EXERCISE INSTRUCTIONS — Return all the data, word for word.

Start

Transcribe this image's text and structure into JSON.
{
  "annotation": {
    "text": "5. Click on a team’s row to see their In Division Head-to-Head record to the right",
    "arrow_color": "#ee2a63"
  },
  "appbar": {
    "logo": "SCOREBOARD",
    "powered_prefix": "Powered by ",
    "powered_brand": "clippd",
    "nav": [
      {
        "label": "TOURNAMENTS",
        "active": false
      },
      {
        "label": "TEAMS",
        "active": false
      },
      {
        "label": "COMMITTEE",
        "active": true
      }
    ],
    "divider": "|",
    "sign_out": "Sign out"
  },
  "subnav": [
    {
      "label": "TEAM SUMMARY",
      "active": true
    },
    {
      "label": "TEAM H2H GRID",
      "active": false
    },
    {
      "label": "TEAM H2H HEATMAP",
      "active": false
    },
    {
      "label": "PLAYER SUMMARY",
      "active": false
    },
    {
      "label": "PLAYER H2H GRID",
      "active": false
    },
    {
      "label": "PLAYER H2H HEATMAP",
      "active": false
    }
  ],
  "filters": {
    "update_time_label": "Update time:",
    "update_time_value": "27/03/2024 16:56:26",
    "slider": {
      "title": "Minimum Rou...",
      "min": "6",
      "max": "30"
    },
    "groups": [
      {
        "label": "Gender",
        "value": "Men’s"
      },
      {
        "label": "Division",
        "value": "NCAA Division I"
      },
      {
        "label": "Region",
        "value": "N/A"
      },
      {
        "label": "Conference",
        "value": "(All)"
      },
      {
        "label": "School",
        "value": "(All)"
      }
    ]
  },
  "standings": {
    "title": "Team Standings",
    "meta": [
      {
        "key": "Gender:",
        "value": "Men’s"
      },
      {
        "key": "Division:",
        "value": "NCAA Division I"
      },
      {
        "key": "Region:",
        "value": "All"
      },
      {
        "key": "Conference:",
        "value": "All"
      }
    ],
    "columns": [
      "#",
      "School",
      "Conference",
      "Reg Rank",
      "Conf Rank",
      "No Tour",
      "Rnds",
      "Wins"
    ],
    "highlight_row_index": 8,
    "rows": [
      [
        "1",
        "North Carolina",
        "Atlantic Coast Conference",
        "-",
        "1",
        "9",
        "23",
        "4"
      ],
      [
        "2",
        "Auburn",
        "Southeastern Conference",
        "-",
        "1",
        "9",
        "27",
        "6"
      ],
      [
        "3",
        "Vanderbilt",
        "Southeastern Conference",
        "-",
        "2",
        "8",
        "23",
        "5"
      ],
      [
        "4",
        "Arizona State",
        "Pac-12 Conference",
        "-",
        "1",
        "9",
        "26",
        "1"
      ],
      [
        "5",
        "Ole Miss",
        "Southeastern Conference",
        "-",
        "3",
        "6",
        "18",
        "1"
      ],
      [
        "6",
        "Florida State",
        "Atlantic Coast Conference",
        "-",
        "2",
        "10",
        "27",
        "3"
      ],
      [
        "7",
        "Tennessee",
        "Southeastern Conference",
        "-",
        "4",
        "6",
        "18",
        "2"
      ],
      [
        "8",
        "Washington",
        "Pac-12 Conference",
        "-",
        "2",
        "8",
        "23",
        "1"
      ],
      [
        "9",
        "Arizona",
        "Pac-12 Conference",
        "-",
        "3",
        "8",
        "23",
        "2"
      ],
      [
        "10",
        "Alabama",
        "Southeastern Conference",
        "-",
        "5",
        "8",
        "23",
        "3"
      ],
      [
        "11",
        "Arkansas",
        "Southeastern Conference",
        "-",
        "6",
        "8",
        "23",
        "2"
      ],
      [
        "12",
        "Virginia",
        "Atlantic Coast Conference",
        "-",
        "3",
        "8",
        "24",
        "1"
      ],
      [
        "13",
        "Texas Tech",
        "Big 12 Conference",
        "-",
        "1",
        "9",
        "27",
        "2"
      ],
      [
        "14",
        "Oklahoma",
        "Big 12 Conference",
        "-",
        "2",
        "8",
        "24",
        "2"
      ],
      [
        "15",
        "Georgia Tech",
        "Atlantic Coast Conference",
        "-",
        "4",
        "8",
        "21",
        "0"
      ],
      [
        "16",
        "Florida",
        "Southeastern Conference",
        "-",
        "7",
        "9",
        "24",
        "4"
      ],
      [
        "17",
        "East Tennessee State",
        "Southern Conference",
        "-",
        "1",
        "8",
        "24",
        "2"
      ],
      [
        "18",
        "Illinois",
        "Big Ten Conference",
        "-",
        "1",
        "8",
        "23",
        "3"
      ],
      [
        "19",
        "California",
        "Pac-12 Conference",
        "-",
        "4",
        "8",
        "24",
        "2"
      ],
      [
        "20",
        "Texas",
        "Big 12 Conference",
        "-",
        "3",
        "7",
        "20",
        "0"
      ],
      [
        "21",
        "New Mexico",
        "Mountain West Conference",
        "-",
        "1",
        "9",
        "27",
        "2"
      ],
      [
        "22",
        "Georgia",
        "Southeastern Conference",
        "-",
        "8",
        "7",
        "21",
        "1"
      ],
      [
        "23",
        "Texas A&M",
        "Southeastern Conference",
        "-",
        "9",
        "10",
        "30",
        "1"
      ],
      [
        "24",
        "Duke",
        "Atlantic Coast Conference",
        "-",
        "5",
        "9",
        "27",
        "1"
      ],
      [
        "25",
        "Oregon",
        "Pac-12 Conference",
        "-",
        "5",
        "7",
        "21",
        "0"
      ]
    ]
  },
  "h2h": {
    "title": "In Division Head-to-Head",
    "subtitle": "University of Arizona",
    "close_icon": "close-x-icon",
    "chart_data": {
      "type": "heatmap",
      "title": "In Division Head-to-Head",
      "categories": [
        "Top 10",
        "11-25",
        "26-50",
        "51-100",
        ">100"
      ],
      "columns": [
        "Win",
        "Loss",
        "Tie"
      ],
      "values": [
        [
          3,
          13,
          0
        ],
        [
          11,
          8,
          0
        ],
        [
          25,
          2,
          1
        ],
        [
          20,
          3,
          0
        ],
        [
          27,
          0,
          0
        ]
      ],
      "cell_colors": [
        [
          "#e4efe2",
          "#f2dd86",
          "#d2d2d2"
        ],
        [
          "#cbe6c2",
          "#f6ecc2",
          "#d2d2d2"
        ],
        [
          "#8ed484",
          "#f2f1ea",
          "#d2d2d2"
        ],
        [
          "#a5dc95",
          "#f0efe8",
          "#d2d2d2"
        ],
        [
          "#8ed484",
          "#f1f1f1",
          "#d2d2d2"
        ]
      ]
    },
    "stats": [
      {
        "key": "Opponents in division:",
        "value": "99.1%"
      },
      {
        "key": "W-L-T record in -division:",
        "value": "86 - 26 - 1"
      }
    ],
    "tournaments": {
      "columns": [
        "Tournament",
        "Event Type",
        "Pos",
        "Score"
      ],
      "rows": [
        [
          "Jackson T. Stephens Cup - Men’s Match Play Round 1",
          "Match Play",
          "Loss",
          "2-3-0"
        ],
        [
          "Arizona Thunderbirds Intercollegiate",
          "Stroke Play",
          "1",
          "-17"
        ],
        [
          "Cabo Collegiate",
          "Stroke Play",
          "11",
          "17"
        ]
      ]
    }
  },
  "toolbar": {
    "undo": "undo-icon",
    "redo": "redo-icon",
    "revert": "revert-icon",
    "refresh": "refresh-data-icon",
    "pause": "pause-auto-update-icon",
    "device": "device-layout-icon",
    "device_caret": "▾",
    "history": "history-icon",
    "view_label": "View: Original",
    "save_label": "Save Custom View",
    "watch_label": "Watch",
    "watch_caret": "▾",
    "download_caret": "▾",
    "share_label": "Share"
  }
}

End

RESPONSE BELOW —
Transcribe this image's text and structure into JSON.
{
  "annotation": {
    "text": "5. Click on a team’s row to see their In Division Head-to-Head record to the right",
    "arrow_color": "#ee2a63"
  },
  "appbar": {
    "logo": "SCOREBOARD",
    "powered_prefix": "Powered by ",
    "powered_brand": "clippd",
    "nav": [
      {
        "label": "TOURNAMENTS",
        "active": false
      },
      {
        "label": "TEAMS",
        "active": false
      },
      {
        "label": "COMMITTEE",
        "active": true
      }
    ],
    "divider": "|",
    "sign_out": "Sign out"
  },
  "subnav": [
    {
      "label": "TEAM SUMMARY",
      "active": true
    },
    {
      "label": "TEAM H2H GRID",
      "active": false
    },
    {
      "label": "TEAM H2H HEATMAP",
      "active": false
    },
    {
      "label": "PLAYER SUMMARY",
      "active": false
    },
    {
      "label": "PLAYER H2H GRID",
      "active": false
    },
    {
      "label": "PLAYER H2H HEATMAP",
      "active": false
    }
  ],
  "filters": {
    "update_time_label": "Update time:",
    "update_time_value": "27/03/2024 16:56:26",
    "slider": {
      "title": "Minimum Rou...",
      "min": "6",
      "max": "30"
    },
    "groups": [
      {
        "label": "Gender",
        "value": "Men’s"
      },
      {
        "label": "Division",
        "value": "NCAA Division I"
      },
      {
        "label": "Region",
        "value": "N/A"
      },
      {
        "label": "Conference",
        "value": "(All)"
      },
      {
        "label": "School",
        "value": "(All)"
      }
    ]
  },
  "standings": {
    "title": "Team Standings",
    "meta": [
      {
        "key": "Gender:",
        "value": "Men’s"
      },
      {
        "key": "Division:",
        "value": "NCAA Division I"
      },
      {
        "key": "Region:",
        "value": "All"
      },
      {
        "key": "Conference:",
        "value": "All"
      }
    ],
    "columns": [
      "#",
      "School",
      "Conference",
      "Reg Rank",
      "Conf Rank",
      "No Tour",
      "Rnds",
      "Wins"
    ],
    "highlight_row_index": 8,
    "rows": [
      [
        "1",
        "North Carolina",
        "Atlantic Coast Conference",
        "-",
        "1",
        "9",
        "23",
        "4"
      ],
      [
        "2",
        "Auburn",
        "Southeastern Conference",
        "-",
        "1",
        "9",
        "27",
        "6"
      ],
      [
        "3",
        "Vanderbilt",
        "Southeastern Conference",
        "-",
        "2",
        "8",
        "23",
        "5"
      ],
      [
        "4",
        "Arizona State",
        "Pac-12 Conference",
        "-",
        "1",
        "9",
        "26",
        "1"
      ],
      [
        "5",
        "Ole Miss",
        "Southeastern Conference",
        "-",
        "3",
        "6",
        "18",
        "1"
      ],
      [
        "6",
        "Florida State",
        "Atlantic Coast Conference",
        "-",
        "2",
        "10",
        "27",
        "3"
      ],
      [
        "7",
        "Tennessee",
        "Southeastern Conference",
        "-",
        "4",
        "6",
        "18",
        "2"
      ],
      [
        "8",
        "Washington",
        "Pac-12 Conference",
        "-",
        "2",
        "8",
        "23",
        "1"
      ],
      [
        "9",
        "Arizona",
        "Pac-12 Conference",
        "-",
        "3",
        "8",
        "23",
        "2"
      ],
      [
        "10",
        "Alabama",
        "Southeastern Conference",
        "-",
        "5",
        "8",
        "23",
        "3"
      ],
      [
        "11",
        "Arkansas",
        "Southeastern Conference",
        "-",
        "6",
        "8",
        "23",
        "2"
      ],
      [
        "12",
        "Virginia",
        "Atlantic Coast Conference",
        "-",
        "3",
        "8",
        "24",
        "1"
      ],
      [
        "13",
        "Texas Tech",
        "Big 12 Conference",
        "-",
        "1",
        "9",
        "27",
        "2"
      ],
      [
        "14",
        "Oklahoma",
        "Big 12 Conference",
        "-",
        "2",
        "8",
        "24",
        "2"
      ],
      [
        "15",
        "Georgia Tech",
        "Atlantic Coast Conference",
        "-",
        "4",
        "8",
        "21",
        "0"
      ],
      [
        "16",
        "Florida",
        "Southeastern Conference",
        "-",
        "7",
        "9",
        "24",
        "4"
      ],
      [
        "17",
        "East Tennessee State",
        "Southern Conference",
        "-",
        "1",
        "8",
        "24",
        "2"
      ],
      [
        "18",
        "Illinois",
        "Big Ten Conference",
        "-",
        "1",
        "8",
        "23",
        "3"
      ],
      [
        "19",
        "California",
        "Pac-12 Conference",
        "-",
        "4",
        "8",
        "24",
        "2"
      ],
      [
        "20",
        "Texas",
        "Big 12 Conference",
        "-",
        "3",
        "7",
        "20",
        "0"
      ],
      [
        "21",
        "New Mexico",
        "Mountain West Conference",
        "-",
        "1",
        "9",
        "27",
        "2"
      ],
      [
        "22",
        "Georgia",
        "Southeastern Conference",
        "-",
        "8",
        "7",
        "21",
        "1"
      ],
      [
        "23",
        "Texas A&M",
        "Southeastern Conference",
        "-",
        "9",
        "10",
        "30",
        "1"
      ],
      [
        "24",
        "Duke",
        "Atlantic Coast Conference",
        "-",
        "5",
        "9",
        "27",
        "1"
      ],
      [
        "25",
        "Oregon",
        "Pac-12 Conference",
        "-",
        "5",
        "7",
        "21",
        "0"
      ]
    ]
  },
  "h2h": {
    "title": "In Division Head-to-Head",
    "subtitle": "University of Arizona",
    "close_icon": "close-x-icon",
    "chart_data": {
      "type": "heatmap",
      "title": "In Division Head-to-Head",
      "categories": [
        "Top 10",
        "11-25",
        "26-50",
        "51-100",
        ">100"
      ],
      "columns": [
        "Win",
        "Loss",
        "Tie"
      ],
      "values": [
        [
          3,
          13,
          0
        ],
        [
          11,
          8,
          0
        ],
        [
          25,
          2,
          1
        ],
        [
          20,
          3,
          0
        ],
        [
          27,
          0,
          0
        ]
      ],
      "cell_colors": [
        [
          "#e4efe2",
          "#f2dd86",
          "#d2d2d2"
        ],
        [
          "#cbe6c2",
          "#f6ecc2",
          "#d2d2d2"
        ],
        [
          "#8ed484",
          "#f2f1ea",
          "#d2d2d2"
        ],
        [
          "#a5dc95",
          "#f0efe8",
          "#d2d2d2"
        ],
        [
          "#8ed484",
          "#f1f1f1",
          "#d2d2d2"
        ]
      ]
    },
    "stats": [
      {
        "key": "Opponents in division:",
        "value": "99.1%"
      },
      {
        "key": "W-L-T record in -division:",
        "value": "86 - 26 - 1"
      }
    ],
    "tournaments": {
      "columns": [
        "Tournament",
        "Event Type",
        "Pos",
        "Score"
      ],
      "rows": [
        [
          "Jackson T. Stephens Cup - Men’s Match Play Round 1",
          "Match Play",
          "Loss",
          "2-3-0"
        ],
        [
          "Arizona Thunderbirds Intercollegiate",
          "Stroke Play",
          "1",
          "-17"
        ],
        [
          "Cabo Collegiate",
          "Stroke Play",
          "11",
          "17"
        ]
      ]
    }
  },
  "toolbar": {
    "undo": "undo-icon",
    "redo": "redo-icon",
    "revert": "revert-icon",
    "refresh": "refresh-data-icon",
    "pause": "pause-auto-update-icon",
    "device": "device-layout-icon",
    "device_caret": "▾",
    "history": "history-icon",
    "view_label": "View: Original",
    "save_label": "Save Custom View",
    "watch_label": "Watch",
    "watch_caret": "▾",
    "download_caret": "▾",
    "share_label": "Share"
  }
}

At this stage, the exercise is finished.